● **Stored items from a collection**

----

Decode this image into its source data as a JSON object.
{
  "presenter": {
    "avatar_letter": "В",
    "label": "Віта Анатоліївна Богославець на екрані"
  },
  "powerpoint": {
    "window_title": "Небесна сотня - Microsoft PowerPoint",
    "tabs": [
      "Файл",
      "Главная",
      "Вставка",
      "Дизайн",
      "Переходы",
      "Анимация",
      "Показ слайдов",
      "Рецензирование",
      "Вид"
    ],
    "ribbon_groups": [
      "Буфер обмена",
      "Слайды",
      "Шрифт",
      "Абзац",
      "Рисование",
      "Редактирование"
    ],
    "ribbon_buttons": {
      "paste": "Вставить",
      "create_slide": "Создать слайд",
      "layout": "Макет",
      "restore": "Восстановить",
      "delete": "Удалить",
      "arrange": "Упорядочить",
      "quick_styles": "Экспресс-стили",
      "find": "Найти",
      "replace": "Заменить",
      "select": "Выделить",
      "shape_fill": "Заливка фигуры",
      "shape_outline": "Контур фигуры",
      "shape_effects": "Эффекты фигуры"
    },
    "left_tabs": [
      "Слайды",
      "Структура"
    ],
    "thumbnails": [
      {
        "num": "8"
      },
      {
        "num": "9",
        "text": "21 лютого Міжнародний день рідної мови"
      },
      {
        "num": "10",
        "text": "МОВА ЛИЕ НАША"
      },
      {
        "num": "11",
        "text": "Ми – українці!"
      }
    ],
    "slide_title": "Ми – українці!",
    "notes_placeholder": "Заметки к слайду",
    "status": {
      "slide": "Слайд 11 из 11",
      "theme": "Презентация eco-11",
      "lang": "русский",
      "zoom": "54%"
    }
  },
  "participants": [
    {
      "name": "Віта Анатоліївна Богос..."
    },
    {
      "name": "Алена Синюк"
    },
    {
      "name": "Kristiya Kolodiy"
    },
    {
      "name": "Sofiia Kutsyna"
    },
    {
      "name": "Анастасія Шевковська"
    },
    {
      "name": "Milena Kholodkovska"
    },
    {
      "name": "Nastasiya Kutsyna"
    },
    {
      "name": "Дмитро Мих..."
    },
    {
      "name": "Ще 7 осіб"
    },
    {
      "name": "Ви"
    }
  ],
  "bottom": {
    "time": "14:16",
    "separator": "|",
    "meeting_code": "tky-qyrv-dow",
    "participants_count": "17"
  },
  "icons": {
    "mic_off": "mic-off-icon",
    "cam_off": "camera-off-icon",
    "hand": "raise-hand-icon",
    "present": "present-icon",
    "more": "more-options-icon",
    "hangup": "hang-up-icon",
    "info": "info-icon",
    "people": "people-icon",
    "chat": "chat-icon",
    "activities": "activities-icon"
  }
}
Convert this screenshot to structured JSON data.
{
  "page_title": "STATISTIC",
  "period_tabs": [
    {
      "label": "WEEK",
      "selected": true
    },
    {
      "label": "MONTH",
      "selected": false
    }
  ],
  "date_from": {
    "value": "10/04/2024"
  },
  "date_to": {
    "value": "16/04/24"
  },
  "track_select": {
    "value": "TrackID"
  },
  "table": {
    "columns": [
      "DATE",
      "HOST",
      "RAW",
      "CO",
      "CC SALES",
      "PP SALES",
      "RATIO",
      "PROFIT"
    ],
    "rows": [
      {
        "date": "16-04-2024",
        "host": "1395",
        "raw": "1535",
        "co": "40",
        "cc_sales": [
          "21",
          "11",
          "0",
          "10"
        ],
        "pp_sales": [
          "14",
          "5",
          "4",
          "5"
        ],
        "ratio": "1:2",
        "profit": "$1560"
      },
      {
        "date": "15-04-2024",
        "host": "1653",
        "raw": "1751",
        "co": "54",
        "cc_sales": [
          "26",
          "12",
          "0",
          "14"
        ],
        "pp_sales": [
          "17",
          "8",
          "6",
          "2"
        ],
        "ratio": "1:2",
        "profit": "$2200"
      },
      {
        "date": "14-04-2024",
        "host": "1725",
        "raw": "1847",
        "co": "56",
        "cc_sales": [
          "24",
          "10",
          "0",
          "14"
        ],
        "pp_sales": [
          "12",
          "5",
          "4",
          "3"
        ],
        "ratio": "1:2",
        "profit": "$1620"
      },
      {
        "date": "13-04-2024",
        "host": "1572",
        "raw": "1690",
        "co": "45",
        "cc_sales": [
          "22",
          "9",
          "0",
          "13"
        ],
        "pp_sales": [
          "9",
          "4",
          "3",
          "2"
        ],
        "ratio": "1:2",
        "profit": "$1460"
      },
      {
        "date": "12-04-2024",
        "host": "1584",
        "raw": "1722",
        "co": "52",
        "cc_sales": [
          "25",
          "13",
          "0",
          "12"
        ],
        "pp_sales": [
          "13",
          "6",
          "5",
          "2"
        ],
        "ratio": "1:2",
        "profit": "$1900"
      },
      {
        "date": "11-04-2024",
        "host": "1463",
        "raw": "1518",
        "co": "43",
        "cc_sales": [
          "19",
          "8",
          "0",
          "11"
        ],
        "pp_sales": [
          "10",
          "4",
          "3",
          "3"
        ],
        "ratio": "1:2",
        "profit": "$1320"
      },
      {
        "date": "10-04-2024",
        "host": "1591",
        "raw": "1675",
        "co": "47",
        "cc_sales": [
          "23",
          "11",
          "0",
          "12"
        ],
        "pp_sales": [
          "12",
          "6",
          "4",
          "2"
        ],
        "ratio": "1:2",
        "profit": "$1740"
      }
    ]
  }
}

----

● **CHALLENGE**
Make an exact copy of the data above.

● **OUTPUT FOR THIS EXERCISE**
Decode this image into its source data as a JSON object.
{
  "presenter": {
    "avatar_letter": "В",
    "label": "Віта Анатоліївна Богославець на екрані"
  },
  "powerpoint": {
    "window_title": "Небесна сотня - Microsoft PowerPoint",
    "tabs": [
      "Файл",
      "Главная",
      "Вставка",
      "Дизайн",
      "Переходы",
      "Анимация",
      "Показ слайдов",
      "Рецензирование",
      "Вид"
    ],
    "ribbon_groups": [
      "Буфер обмена",
      "Слайды",
      "Шрифт",
      "Абзац",
      "Рисование",
      "Редактирование"
    ],
    "ribbon_buttons": {
      "paste": "Вставить",
      "create_slide": "Создать слайд",
      "layout": "Макет",
      "restore": "Восстановить",
      "delete": "Удалить",
      "arrange": "Упорядочить",
      "quick_styles": "Экспресс-стили",
      "find": "Найти",
      "replace": "Заменить",
      "select": "Выделить",
      "shape_fill": "Заливка фигуры",
      "shape_outline": "Контур фигуры",
      "shape_effects": "Эффекты фигуры"
    },
    "left_tabs": [
      "Слайды",
      "Структура"
    ],
    "thumbnails": [
      {
        "num": "8"
      },
      {
        "num": "9",
        "text": "21 лютого Міжнародний день рідної мови"
      },
      {
        "num": "10",
        "text": "МОВА ЛИЕ НАША"
      },
      {
        "num": "11",
        "text": "Ми – українці!"
      }
    ],
    "slide_title": "Ми – українці!",
    "notes_placeholder": "Заметки к слайду",
    "status": {
      "slide": "Слайд 11 из 11",
      "theme": "Презентация eco-11",
      "lang": "русский",
      "zoom": "54%"
    }
  },
  "participants": [
    {
      "name": "Віта Анатоліївна Богос..."
    },
    {
      "name": "Алена Синюк"
    },
    {
      "name": "Kristiya Kolodiy"
    },
    {
      "name": "Sofiia Kutsyna"
    },
    {
      "name": "Анастасія Шевковська"
    },
    {
      "name": "Milena Kholodkovska"
    },
    {
      "name": "Nastasiya Kutsyna"
    },
    {
      "name": "Дмитро Мих..."
    },
    {
      "name": "Ще 7 осіб"
    },
    {
      "name": "Ви"
    }
  ],
  "bottom": {
    "time": "14:16",
    "separator": "|",
    "meeting_code": "tky-qyrv-dow",
    "participants_count": "17"
  },
  "icons": {
    "mic_off": "mic-off-icon",
    "cam_off": "camera-off-icon",
    "hand": "raise-hand-icon",
    "present": "present-icon",
    "more": "more-options-icon",
    "hangup": "hang-up-icon",
    "info": "info-icon",
    "people": "people-icon",
    "chat": "chat-icon",
    "activities": "activities-icon"
  }
}
Convert this screenshot to structured JSON data.
{
  "page_title": "STATISTIC",
  "period_tabs": [
    {
      "label": "WEEK",
      "selected": true
    },
    {
      "label": "MONTH",
      "selected": false
    }
  ],
  "date_from": {
    "value": "10/04/2024"
  },
  "date_to": {
    "value": "16/04/24"
  },
  "track_select": {
    "value": "TrackID"
  },
  "table": {
    "columns": [
      "DATE",
      "HOST",
      "RAW",
      "CO",
      "CC SALES",
      "PP SALES",
      "RATIO",
      "PROFIT"
    ],
    "rows": [
      {
        "date": "16-04-2024",
        "host": "1395",
        "raw": "1535",
        "co": "40",
        "cc_sales": [
          "21",
          "11",
          "0",
          "10"
        ],
        "pp_sales": [
          "14",
          "5",
          "4",
          "5"
        ],
        "ratio": "1:2",
        "profit": "$1560"
      },
      {
        "date": "15-04-2024",
        "host": "1653",
        "raw": "1751",
        "co": "54",
        "cc_sales": [
          "26",
          "12",
          "0",
          "14"
        ],
        "pp_sales": [
          "17",
          "8",
          "6",
          "2"
        ],
        "ratio": "1:2",
        "profit": "$2200"
      },
      {
        "date": "14-04-2024",
        "host": "1725",
        "raw": "1847",
        "co": "56",
        "cc_sales": [
          "24",
          "10",
          "0",
          "14"
        ],
        "pp_sales": [
          "12",
          "5",
          "4",
          "3"
        ],
        "ratio": "1:2",
        "profit": "$1620"
      },
      {
        "date": "13-04-2024",
        "host": "1572",
        "raw": "1690",
        "co": "45",
        "cc_sales": [
          "22",
          "9",
          "0",
          "13"
        ],
        "pp_sales": [
          "9",
          "4",
          "3",
          "2"
        ],
        "ratio": "1:2",
        "profit": "$1460"
      },
      {
        "date": "12-04-2024",
        "host": "1584",
        "raw": "1722",
        "co": "52",
        "cc_sales": [
          "25",
          "13",
          "0",
          "12"
        ],
        "pp_sales": [
          "13",
          "6",
          "5",
          "2"
        ],
        "ratio": "1:2",
        "profit": "$1900"
      },
      {
        "date": "11-04-2024",
        "host": "1463",
        "raw": "1518",
        "co": "43",
        "cc_sales": [
          "19",
          "8",
          "0",
          "11"
        ],
        "pp_sales": [
          "10",
          "4",
          "3",
          "3"
        ],
        "ratio": "1:2",
        "profit": "$1320"
      },
      {
        "date": "10-04-2024",
        "host": "1591",
        "raw": "1675",
        "co": "47",
        "cc_sales": [
          "23",
          "11",
          "0",
          "12"
        ],
        "pp_sales": [
          "12",
          "6",
          "4",
          "2"
        ],
        "ratio": "1:2",
        "profit": "$1740"
      }
    ]
  }
}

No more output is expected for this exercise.